A run of records:
-- BEGIN --

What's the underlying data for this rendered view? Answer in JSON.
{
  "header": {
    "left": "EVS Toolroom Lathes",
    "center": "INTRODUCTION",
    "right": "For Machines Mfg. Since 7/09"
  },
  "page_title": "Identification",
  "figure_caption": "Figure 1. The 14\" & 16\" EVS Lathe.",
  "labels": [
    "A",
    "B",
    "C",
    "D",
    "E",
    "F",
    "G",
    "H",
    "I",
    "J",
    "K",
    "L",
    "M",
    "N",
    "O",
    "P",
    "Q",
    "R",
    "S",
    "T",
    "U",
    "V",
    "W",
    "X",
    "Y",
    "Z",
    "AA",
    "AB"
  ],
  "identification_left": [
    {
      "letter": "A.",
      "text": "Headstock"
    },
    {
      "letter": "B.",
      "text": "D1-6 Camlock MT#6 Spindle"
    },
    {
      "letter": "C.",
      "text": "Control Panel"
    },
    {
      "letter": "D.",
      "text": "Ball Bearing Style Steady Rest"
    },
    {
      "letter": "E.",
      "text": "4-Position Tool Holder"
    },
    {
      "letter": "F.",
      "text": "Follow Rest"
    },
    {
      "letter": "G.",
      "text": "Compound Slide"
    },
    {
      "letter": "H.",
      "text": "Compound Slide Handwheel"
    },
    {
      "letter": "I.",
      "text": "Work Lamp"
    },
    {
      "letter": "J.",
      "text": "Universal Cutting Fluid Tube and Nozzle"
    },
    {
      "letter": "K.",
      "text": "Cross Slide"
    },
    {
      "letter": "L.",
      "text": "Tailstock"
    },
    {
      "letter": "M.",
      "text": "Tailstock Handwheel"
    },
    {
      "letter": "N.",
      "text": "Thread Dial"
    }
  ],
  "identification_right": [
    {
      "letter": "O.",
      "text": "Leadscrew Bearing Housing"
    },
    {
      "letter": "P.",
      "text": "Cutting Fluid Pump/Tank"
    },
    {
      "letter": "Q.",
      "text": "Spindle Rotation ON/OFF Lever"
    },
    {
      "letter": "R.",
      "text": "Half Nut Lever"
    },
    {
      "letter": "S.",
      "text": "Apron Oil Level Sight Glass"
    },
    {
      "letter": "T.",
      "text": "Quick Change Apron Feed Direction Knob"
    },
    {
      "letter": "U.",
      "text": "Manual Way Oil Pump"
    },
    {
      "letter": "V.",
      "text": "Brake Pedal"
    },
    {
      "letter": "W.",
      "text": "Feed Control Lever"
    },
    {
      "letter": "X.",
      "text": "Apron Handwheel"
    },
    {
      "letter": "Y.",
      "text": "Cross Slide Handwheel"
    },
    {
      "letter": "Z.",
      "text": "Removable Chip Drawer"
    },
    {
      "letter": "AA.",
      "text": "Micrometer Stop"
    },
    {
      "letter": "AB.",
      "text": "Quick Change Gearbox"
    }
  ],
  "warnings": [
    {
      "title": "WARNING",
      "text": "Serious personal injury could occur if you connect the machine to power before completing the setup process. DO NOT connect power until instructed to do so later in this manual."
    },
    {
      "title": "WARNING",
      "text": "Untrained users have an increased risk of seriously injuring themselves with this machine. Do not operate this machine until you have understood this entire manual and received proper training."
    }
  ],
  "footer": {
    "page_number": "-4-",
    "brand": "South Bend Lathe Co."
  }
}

-- END --

*Stated problem*:
The answer should be a single number: the count of lines in the data that include the string "this".

*Answer to the problem*:
3